**Exercise requirements:** Check every line of the entries below for the word "with", and copy the ones that have it.

**Data records:**

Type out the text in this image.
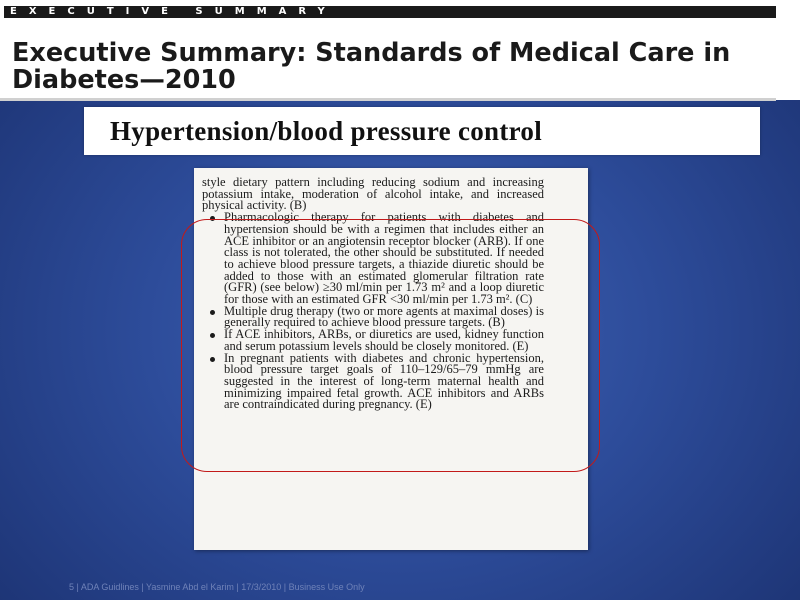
EXECUTIVE SUMMARY
Executive Summary: Standards of Medical Care in Diabetes—2010
Hypertension/blood pressure control

style dietary pattern including reducing sodium and increasing potassium intake, moderation of alcohol intake, and increased physical activity. (B)

Pharmacologic therapy for patients with diabetes and hypertension should be with a regimen that includes either an ACE inhibitor or an angiotensin receptor blocker (ARB). If one class is not tolerated, the other should be substituted. If needed to achieve blood pressure targets, a thiazide diuretic should be added to those with an estimated glomerular filtration rate (GFR) (see below) ≥30 ml/min per 1.73 m² and a loop diuretic for those with an estimated GFR <30 ml/min per 1.73 m². (C)
Multiple drug therapy (two or more agents at maximal doses) is generally required to achieve blood pressure targets. (B)
If ACE inhibitors, ARBs, or diuretics are used, kidney function and serum potassium levels should be closely monitored. (E)
In pregnant patients with diabetes and chronic hypertension, blood pressure target goals of 110–129/65–79 mmHg are suggested in the interest of long-term maternal health and minimizing impaired fetal growth. ACE inhibitors and ARBs are contraindicated during pregnancy. (E)
5 | ADA Guidlines | Yasmine Abd el Karim | 17/3/2010 | Business Use Only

**Worked solution:**
Pharmacologic therapy for patients with diabetes and hypertension should be with a regimen that includes either an ACE inhibitor or an angiotensin receptor blocker (ARB). If one class is not tolerated, the other should be substituted. If needed to achieve blood pressure targets, a thiazide diuretic should be added to those with an estimated glomerular filtration rate (GFR) (see below) ≥30 ml/min per 1.73 m² and a loop diuretic for those with an estimated GFR <30 ml/min per 1.73 m². (C)
In pregnant patients with diabetes and chronic hypertension, blood pressure target goals of 110–129/65–79 mmHg are suggested in the interest of long-term maternal health and minimizing impaired fetal growth. ACE inhibitors and ARBs are contraindicated during pregnancy. (E)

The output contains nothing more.